_Work to be completed:_ Find the lines holding the word "consult" and collect them.

_Dataset entries:_
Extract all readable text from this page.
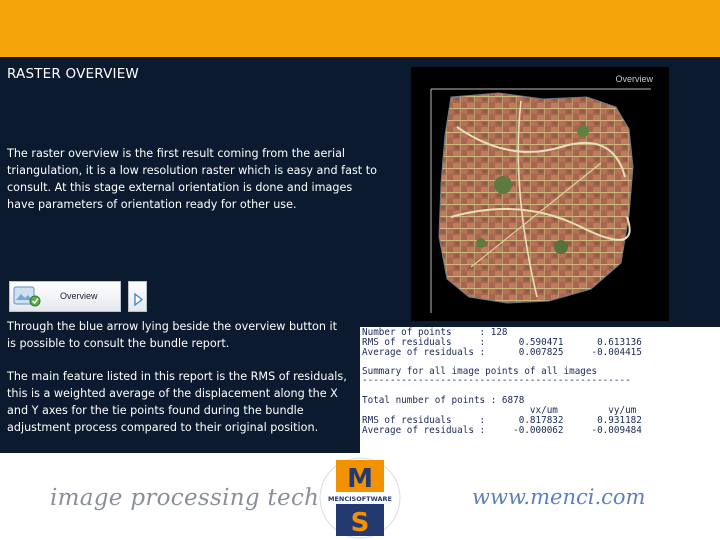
RASTER OVERVIEW
The raster overview is the first result coming from the aerial
triangulation, it is a low resolution raster which is easy and fast to
consult. At this stage external orientation is done and images
have parameters of orientation ready for other use.
Overview
Through the blue arrow lying beside the overview button it
is possible to consult the bundle report.
The main feature listed in this report is the RMS of residuals,
this is a weighted average of the displacement along the X
and Y axes for the tie points found during the bundle
adjustment process compared to their original position.
Overview
Number of points     : 128
RMS of residuals     :      0.590471      0.613136
Average of residuals :      0.007825     -0.004415
Summary for all image points of all images
------------------------------------------------
Total number of points : 6878
vx/um         vy/um
RMS of residuals     :      0.817832      0.931182
Average of residuals :     -0.000062     -0.009484
image processing tech	www.menci.com
M
MENCISOFTWARE
S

_Exercise result:_
consult. At this stage external orientation is done and images
is possible to consult the bundle report.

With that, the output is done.